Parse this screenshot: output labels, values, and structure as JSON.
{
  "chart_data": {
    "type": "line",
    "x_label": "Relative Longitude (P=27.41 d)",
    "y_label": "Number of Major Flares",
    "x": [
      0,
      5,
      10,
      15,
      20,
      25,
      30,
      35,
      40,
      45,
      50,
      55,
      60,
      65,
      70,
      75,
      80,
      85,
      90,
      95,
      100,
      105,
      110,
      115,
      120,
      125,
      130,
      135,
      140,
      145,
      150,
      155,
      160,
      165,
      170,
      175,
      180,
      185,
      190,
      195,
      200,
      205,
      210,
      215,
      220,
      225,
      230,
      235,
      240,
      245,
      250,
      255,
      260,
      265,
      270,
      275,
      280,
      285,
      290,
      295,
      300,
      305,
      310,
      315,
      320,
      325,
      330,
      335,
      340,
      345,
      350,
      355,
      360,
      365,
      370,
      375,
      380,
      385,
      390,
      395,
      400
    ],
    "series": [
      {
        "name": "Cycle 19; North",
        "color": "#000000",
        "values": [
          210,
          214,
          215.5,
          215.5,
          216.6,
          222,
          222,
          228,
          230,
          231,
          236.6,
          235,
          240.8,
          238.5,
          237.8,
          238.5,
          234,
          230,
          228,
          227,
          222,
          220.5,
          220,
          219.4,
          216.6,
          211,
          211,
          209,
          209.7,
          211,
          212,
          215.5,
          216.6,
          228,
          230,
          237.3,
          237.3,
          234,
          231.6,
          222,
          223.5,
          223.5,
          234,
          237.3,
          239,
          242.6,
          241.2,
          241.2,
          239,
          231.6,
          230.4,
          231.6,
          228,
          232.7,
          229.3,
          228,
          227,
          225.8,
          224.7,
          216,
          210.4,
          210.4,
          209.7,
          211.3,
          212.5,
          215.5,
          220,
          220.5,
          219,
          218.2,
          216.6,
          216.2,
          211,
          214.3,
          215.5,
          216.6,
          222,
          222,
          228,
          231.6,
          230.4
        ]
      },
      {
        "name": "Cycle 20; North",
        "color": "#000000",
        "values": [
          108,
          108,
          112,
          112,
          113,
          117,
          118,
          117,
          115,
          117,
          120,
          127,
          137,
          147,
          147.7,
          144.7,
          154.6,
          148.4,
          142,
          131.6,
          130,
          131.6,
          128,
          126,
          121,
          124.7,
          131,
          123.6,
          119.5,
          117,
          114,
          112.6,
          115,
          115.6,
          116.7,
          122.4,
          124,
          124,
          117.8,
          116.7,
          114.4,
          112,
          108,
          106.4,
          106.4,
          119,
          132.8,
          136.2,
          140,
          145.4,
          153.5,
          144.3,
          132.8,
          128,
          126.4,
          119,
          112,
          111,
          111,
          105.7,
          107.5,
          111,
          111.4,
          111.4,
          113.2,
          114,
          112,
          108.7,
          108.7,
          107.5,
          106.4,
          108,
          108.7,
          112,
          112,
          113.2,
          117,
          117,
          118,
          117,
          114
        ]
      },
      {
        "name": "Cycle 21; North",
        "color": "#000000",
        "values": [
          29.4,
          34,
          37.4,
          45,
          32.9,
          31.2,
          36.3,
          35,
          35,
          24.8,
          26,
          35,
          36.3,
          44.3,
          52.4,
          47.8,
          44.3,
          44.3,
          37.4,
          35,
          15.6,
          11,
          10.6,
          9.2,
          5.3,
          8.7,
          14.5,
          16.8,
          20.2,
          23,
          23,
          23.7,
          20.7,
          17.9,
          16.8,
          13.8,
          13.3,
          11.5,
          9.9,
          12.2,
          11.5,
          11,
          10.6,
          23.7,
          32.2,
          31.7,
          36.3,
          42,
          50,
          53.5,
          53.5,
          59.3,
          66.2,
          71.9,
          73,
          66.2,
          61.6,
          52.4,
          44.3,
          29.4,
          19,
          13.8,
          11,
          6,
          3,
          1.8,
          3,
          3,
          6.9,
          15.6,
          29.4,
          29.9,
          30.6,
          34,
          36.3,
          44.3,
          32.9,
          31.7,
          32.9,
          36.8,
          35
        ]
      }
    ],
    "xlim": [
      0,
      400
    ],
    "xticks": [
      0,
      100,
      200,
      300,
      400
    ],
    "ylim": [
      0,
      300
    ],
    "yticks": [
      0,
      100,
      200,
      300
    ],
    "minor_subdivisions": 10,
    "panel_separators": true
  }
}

════

What the exercise asks
Look through the data above. Each line containing the word "North" needs to be copied.

Final answer
        "name": "Cycle 19; North",
        "name": "Cycle 20; North",
        "name": "Cycle 21; North",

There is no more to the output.